WORK REQUIRED: Decide whether each statement below agrees with the newton.cpp commit message, answering yes or no and quoting the deciding words from it. 1. In the old output, the |g| value on the "iter  1" line was the gradient at the starting point. 2. In the new output, the "init" line shows only f. 3. In pcg(), alpha is now calculated after the stopping condition.

From: Chih-Jen Lin <cjlin@csie.ntu.edu.tw>
Date: Fri, 16 Oct 2020 12:40:20 +0000 (+0800)
Subject: Two changes in newton.cpp
X-Git-Tag: v242~6
X-Git-Url: https://granicus.if.org/sourcecode?a=commitdiff_plain;h=07208b8beb4bc6545fcca2182734e0963cdcedaa;p=liblinear

Two changes in newton.cpp

- in the previous version, the output is like

init f 1.403e+07
iter  1 f 5.390e+06 |g| 6.197e+05 CG   2 step_size 1.00e+00

we indeed print

f(w_k) |g(w_{k-1})|

So |g| 6.197e+05 is the grad at f(0) = 1.403e+07.

The output is changed to

init f 1.403e+07 |g| 6.197e+05
iter  1 f 5.390e+06 |g| 2.118e+05 CG   2 step_size 1.00e+00
iter  2 f 1.925e+06 |g| 7.244e+04 CG   4 step_size 1.00e+00

Each line shows the new f and |g| after an iteration with
CG steps and line search step_size

- in pcg(), we calculate

        alpha = zTr/ddot_(&n, d, &inc, Hd, &inc);

before the stopping condition based on quadratic approximations.

(Dataset records)

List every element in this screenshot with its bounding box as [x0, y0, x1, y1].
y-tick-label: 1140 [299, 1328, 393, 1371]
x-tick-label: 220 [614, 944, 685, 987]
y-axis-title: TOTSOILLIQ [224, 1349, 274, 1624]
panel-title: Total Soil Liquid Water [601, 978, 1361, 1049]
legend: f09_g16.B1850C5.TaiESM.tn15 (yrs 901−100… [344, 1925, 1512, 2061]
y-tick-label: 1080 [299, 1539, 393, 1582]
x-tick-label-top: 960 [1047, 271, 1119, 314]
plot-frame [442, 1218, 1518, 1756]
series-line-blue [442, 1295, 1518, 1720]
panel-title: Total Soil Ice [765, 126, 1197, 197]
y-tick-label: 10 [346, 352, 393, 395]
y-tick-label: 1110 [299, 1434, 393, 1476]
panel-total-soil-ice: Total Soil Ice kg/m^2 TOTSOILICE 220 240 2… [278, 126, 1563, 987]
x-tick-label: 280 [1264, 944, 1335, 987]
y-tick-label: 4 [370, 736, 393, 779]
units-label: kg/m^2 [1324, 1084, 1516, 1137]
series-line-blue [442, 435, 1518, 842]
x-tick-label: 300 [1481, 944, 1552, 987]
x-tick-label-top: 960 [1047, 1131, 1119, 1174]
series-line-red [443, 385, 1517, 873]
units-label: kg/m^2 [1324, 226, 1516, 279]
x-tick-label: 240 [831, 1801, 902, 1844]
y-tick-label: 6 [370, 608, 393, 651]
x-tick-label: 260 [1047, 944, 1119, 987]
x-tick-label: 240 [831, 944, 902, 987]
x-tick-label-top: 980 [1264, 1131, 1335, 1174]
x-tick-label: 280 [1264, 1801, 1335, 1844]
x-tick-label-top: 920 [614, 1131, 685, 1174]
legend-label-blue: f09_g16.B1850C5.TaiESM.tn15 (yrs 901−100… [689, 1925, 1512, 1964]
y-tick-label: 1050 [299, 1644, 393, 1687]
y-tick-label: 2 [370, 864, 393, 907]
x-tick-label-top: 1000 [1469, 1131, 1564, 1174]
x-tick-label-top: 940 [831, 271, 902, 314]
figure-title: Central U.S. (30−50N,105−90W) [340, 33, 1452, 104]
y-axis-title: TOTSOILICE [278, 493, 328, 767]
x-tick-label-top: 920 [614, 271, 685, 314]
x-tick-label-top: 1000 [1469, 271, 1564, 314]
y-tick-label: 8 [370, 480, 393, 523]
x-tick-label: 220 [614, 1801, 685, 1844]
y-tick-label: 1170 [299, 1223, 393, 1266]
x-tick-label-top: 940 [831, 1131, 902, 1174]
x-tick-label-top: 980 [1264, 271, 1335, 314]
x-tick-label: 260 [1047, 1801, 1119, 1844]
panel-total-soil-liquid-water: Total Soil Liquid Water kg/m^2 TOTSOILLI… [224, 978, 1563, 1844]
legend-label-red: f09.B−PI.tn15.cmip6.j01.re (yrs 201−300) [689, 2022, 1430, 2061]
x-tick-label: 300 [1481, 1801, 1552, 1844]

SOLUTION FOR THIS EXERCISE:
1. Yes: "So |g| 6.197e+05 is the grad at f(0) = 1.403e+07."
2. No: "init f 1.403e+07 |g| 6.197e+05"
3. No: "before the stopping condition based on quadratic approximations."